[Records contained in a dataset]
■ ■ ■ ■ ■
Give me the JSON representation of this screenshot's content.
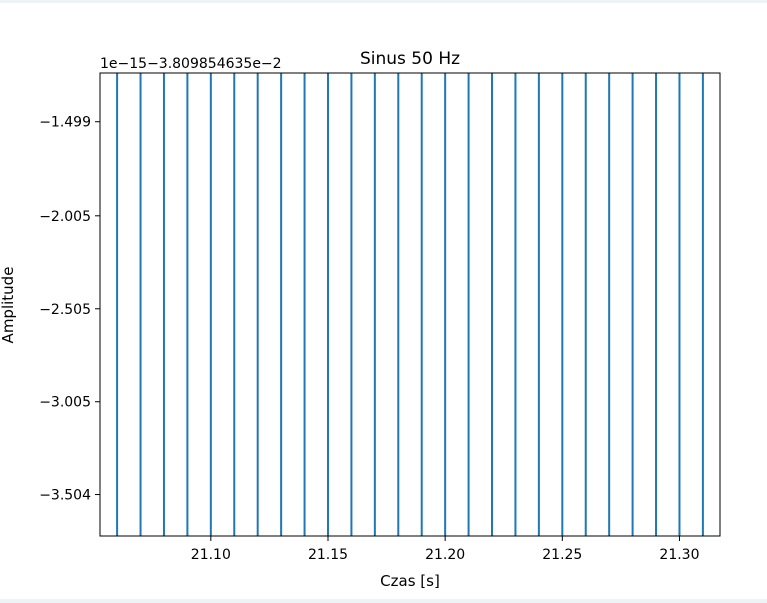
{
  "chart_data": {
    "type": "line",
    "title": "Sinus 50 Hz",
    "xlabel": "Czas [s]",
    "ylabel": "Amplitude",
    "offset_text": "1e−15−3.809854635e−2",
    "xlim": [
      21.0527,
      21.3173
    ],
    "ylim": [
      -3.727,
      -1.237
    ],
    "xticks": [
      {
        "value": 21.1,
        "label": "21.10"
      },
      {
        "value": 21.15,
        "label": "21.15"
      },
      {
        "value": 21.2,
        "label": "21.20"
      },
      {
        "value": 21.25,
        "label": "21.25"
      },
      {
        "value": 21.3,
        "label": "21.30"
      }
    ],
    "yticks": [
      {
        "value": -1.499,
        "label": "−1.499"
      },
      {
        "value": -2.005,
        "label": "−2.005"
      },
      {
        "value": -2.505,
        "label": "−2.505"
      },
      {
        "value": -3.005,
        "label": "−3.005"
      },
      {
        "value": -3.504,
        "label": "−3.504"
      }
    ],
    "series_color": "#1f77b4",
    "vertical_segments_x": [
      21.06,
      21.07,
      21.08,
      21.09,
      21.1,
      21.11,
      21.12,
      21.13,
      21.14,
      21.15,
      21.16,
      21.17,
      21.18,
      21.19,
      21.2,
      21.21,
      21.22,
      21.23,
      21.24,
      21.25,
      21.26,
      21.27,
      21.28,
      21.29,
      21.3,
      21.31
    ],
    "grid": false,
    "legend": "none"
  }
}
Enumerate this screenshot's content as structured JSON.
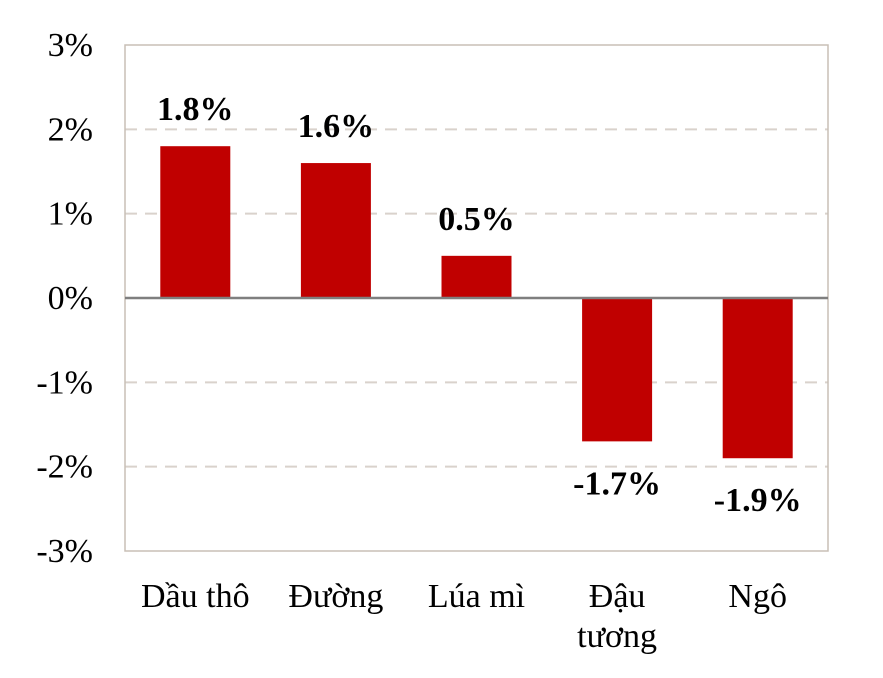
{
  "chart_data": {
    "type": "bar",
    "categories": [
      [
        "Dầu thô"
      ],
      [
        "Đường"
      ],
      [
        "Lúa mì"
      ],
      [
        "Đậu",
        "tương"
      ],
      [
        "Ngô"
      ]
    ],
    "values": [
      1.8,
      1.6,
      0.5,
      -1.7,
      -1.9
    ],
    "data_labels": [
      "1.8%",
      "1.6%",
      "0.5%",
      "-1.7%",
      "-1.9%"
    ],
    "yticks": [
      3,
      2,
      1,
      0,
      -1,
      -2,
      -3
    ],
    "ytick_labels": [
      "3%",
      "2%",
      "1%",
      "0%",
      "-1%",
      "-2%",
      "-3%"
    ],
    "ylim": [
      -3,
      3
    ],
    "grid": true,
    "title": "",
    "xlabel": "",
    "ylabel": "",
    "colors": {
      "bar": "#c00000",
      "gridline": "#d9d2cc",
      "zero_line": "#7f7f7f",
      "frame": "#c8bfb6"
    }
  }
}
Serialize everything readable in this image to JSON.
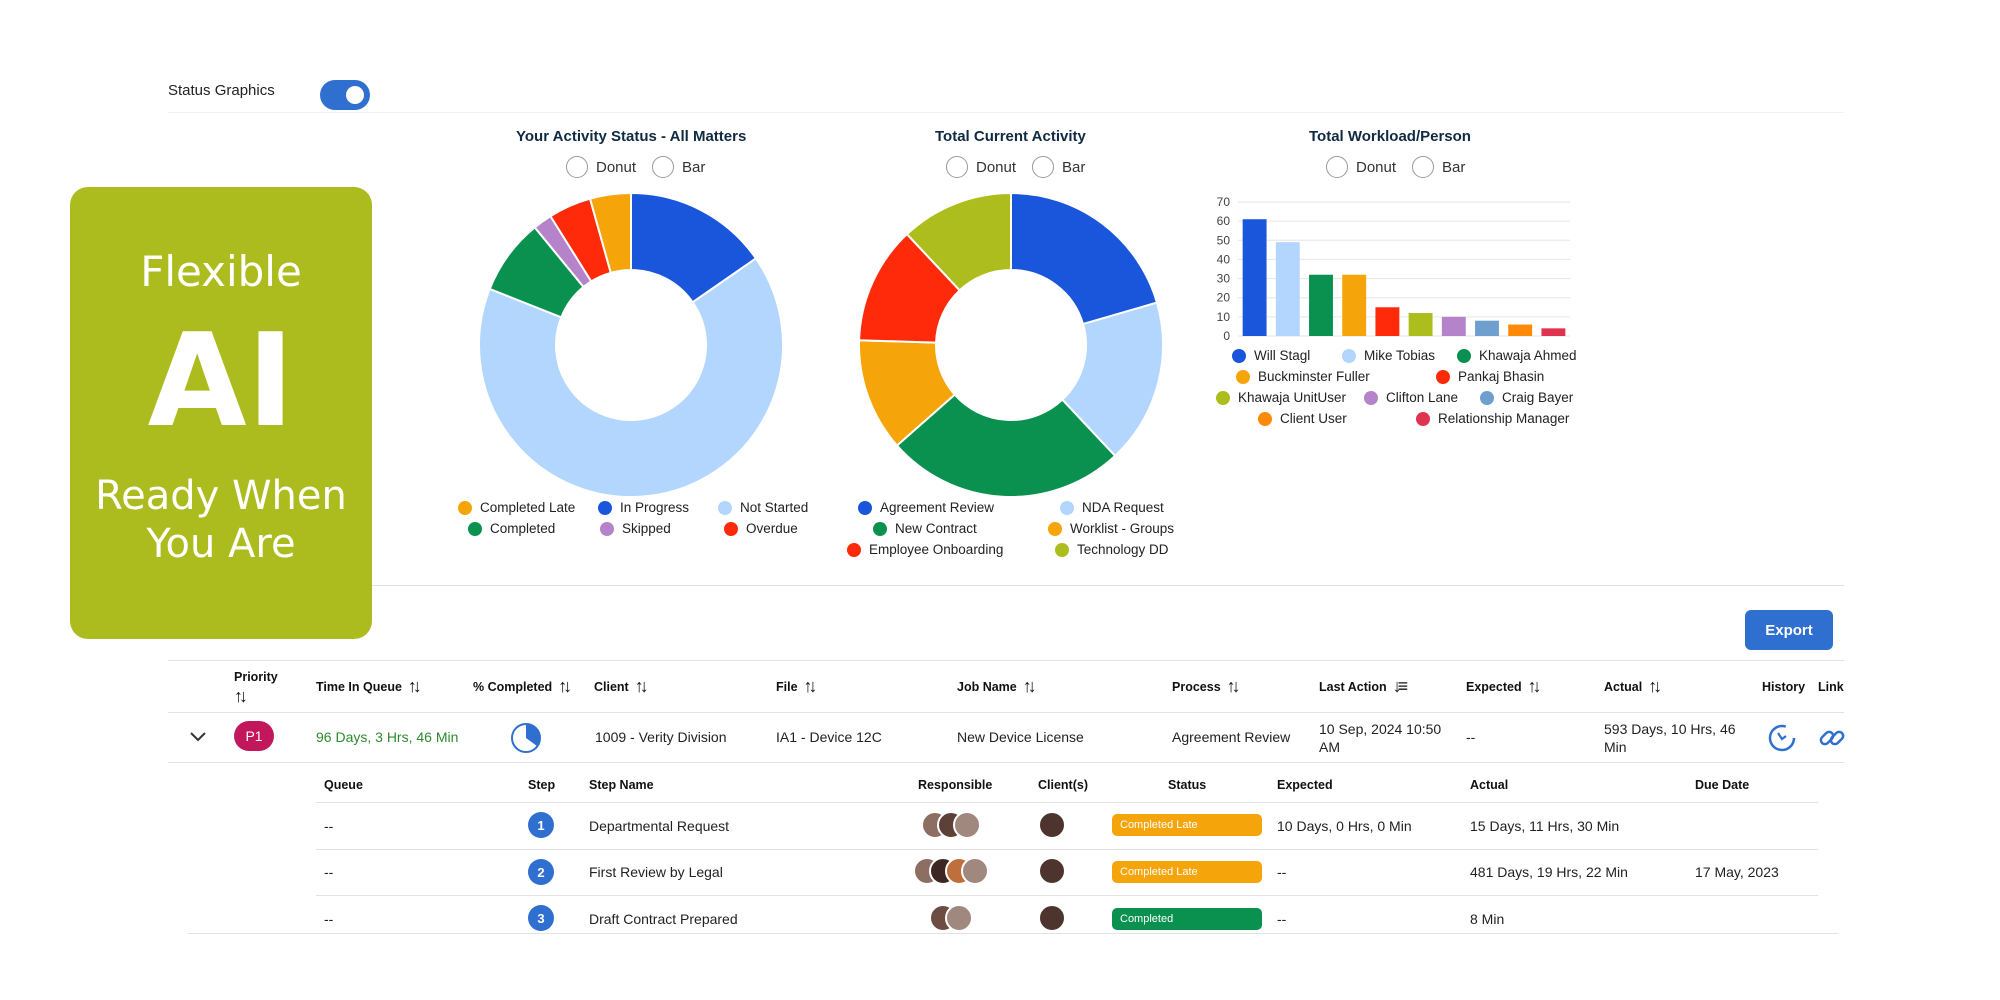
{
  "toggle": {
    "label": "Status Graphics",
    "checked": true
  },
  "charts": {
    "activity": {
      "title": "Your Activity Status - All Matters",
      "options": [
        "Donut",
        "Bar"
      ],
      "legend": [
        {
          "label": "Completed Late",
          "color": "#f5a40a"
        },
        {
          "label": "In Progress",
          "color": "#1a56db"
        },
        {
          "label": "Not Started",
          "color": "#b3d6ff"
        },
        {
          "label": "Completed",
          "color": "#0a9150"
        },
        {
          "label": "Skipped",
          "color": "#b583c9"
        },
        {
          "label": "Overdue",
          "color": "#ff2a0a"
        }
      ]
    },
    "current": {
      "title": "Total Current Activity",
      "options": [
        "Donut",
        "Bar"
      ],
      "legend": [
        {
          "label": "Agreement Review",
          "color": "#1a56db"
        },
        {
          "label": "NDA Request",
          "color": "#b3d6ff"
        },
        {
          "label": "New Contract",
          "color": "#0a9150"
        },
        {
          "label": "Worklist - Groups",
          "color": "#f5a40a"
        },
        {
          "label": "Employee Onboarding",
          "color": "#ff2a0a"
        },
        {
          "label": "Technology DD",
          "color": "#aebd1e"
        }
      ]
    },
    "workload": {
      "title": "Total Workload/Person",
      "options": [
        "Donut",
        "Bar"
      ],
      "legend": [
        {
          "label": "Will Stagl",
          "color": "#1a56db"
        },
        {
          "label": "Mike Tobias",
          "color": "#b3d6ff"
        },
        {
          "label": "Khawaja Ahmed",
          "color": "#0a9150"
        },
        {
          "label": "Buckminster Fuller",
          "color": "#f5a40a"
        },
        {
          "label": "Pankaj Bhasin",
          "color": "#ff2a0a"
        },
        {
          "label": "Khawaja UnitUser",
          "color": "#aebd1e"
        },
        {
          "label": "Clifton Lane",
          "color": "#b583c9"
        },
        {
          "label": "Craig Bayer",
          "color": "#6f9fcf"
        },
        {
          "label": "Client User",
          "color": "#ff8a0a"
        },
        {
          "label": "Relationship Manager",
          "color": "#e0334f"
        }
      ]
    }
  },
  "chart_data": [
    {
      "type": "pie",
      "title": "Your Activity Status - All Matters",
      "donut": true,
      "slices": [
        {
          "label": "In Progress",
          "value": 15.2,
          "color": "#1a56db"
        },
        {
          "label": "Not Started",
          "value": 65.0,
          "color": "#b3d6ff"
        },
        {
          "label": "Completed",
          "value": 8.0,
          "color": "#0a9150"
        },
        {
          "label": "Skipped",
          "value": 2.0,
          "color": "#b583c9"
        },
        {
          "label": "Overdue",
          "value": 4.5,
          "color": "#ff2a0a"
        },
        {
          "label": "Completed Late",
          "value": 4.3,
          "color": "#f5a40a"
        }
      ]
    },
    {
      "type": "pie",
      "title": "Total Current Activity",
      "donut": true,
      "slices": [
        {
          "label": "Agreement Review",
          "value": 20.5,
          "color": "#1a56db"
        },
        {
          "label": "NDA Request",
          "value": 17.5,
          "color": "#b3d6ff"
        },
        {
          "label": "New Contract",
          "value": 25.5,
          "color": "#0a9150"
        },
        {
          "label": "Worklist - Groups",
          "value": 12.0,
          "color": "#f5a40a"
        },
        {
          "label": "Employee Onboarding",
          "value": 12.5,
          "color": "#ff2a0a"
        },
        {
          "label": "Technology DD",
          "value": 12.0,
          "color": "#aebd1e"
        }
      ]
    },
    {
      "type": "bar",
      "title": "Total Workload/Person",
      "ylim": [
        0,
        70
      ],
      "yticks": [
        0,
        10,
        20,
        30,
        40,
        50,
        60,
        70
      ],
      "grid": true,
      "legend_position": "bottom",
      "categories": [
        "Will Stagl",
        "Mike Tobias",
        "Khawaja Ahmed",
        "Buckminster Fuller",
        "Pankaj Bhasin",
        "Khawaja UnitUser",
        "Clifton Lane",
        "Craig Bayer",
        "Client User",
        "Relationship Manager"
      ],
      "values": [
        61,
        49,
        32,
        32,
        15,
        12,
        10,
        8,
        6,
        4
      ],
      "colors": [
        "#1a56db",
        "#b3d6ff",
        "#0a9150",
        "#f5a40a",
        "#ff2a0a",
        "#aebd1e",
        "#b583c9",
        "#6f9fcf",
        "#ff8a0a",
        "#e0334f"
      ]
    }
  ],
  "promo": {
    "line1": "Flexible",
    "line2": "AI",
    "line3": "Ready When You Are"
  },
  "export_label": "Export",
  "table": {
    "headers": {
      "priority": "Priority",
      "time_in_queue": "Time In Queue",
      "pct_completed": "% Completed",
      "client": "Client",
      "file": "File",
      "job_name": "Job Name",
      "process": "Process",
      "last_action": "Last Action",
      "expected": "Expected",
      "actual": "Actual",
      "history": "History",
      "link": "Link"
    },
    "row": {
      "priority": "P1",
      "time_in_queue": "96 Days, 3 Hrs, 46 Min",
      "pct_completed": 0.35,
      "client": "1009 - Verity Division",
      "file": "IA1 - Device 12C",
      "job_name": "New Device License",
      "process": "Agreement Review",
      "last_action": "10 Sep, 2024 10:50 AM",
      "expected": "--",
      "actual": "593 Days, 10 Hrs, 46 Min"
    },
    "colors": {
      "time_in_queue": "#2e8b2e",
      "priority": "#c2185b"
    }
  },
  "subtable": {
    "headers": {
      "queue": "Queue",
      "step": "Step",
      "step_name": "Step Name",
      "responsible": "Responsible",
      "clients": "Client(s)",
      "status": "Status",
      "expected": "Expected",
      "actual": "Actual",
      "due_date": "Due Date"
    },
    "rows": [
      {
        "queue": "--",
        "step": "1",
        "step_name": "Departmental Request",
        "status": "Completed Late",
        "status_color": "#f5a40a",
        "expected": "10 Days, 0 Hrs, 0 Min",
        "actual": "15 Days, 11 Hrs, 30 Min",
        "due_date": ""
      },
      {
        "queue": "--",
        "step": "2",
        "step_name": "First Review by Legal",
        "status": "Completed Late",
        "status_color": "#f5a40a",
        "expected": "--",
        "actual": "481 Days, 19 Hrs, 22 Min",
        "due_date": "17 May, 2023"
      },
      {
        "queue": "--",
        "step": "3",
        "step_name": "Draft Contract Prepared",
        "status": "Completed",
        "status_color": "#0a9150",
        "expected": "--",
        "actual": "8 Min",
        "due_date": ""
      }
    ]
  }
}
■ ■ ■ ■ ■
■ **Exercise directions**
List the lines of the records where "Manager" occurs.

■ **Output of the exercise**
          "label": "Relationship Manager",
        "Relationship Manager"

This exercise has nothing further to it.